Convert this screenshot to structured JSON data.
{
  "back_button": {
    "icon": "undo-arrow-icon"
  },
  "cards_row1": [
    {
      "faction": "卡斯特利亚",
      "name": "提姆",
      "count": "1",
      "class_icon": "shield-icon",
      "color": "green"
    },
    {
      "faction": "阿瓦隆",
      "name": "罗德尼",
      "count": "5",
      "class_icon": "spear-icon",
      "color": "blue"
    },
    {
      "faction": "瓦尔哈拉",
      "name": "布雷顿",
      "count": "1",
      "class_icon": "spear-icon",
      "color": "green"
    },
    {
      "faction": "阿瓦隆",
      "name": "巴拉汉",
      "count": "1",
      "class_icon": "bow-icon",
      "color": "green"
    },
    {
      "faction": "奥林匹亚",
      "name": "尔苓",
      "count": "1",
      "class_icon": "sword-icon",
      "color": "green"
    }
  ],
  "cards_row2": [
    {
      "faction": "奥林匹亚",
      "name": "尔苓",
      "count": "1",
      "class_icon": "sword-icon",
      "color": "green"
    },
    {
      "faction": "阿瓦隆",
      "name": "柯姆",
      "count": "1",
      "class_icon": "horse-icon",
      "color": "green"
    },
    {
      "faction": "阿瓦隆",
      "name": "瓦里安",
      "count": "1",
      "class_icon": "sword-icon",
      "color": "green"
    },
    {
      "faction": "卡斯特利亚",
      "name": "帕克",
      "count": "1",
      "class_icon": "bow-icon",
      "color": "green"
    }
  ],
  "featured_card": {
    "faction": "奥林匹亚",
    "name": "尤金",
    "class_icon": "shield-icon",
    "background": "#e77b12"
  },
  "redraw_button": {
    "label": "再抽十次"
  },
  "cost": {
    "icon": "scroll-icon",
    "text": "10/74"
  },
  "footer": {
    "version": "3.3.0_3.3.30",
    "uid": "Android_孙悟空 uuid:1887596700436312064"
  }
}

○ ○ ○

### Exercise instructions
Find the string "name" in the records, then copy each line where it occurs.

### Solution for this problem
      "name": "提姆",
      "name": "罗德尼",
      "name": "布雷顿",
      "name": "巴拉汉",
      "name": "尔苓",
      "name": "尔苓",
      "name": "柯姆",
      "name": "瓦里安",
      "name": "帕克",
    "name": "尤金",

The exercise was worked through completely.